## BEGIN

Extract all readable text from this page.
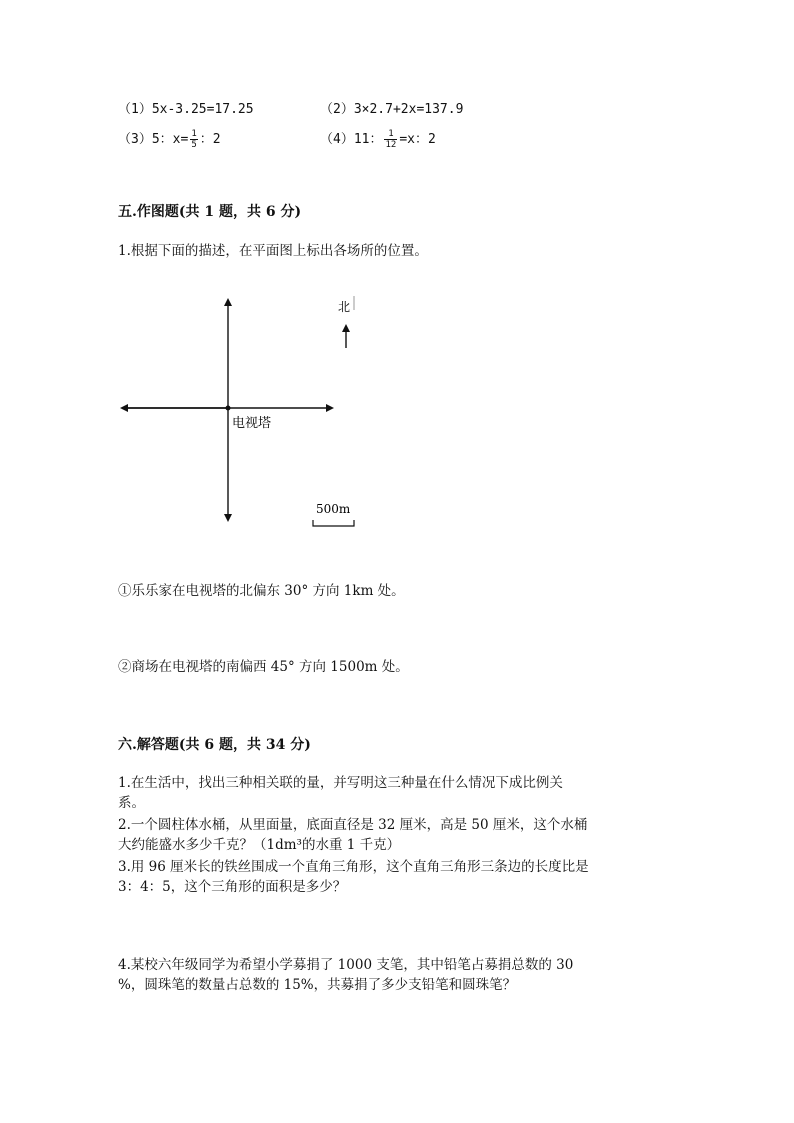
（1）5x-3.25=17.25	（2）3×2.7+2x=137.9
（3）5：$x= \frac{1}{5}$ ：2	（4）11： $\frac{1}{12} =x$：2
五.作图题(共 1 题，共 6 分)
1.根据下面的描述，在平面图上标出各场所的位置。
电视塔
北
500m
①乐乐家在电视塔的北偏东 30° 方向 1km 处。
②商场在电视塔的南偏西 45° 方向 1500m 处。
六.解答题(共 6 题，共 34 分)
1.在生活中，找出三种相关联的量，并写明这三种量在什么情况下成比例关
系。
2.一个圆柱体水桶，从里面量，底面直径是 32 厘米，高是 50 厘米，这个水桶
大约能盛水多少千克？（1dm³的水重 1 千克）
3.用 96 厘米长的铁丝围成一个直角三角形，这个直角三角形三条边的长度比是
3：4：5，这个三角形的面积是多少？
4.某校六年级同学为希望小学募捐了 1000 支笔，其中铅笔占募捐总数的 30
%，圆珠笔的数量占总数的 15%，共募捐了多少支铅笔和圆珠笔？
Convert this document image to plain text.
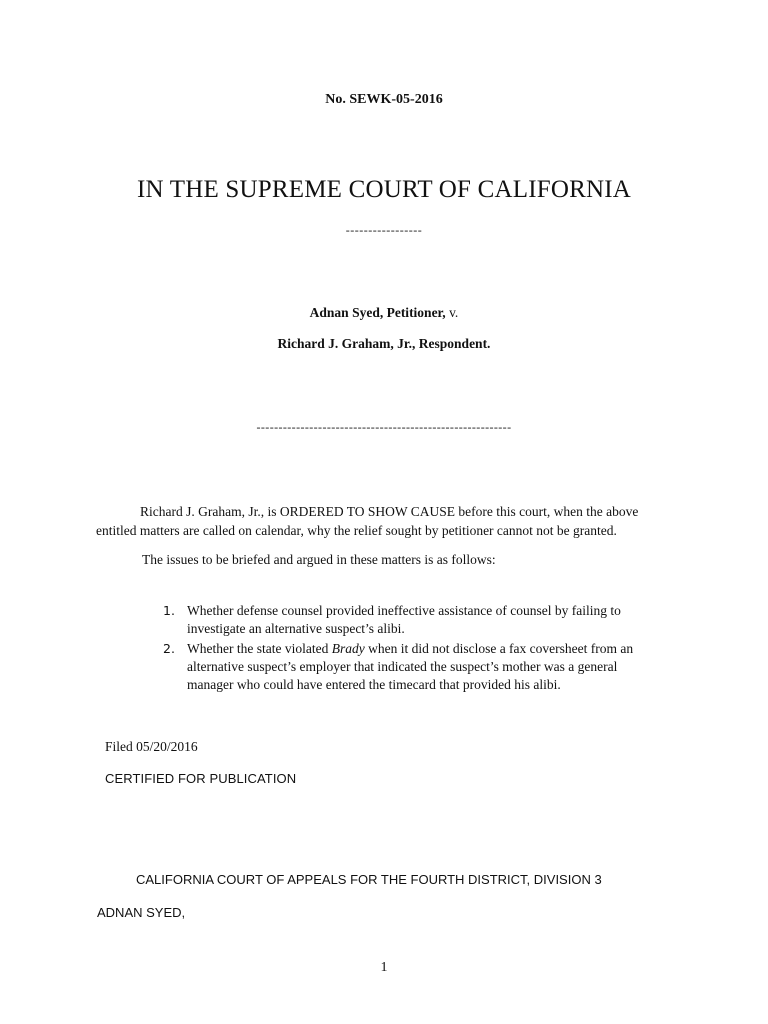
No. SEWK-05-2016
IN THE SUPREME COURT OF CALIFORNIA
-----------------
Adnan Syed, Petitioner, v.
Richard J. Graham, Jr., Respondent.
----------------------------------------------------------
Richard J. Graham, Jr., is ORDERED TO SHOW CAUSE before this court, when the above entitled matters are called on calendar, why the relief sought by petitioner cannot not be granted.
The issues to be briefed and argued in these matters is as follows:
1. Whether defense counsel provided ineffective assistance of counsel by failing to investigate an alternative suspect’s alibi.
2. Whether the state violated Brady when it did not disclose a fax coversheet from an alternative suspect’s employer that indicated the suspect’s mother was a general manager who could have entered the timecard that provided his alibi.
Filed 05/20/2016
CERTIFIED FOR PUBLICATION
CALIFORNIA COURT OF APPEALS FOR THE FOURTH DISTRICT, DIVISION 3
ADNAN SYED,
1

## END

## TASK TO CARRY OUT
Search the data above for lines holding "this" and copy each of them.

## SOLUTION TO THE PROBLEM
Extract all readable text from this page.
Convert this document image to plain text.
Richard J. Graham, Jr., is ORDERED TO SHOW CAUSE before this court, when the above entitled matters are called on calendar, why the relief sought by petitioner cannot not be granted.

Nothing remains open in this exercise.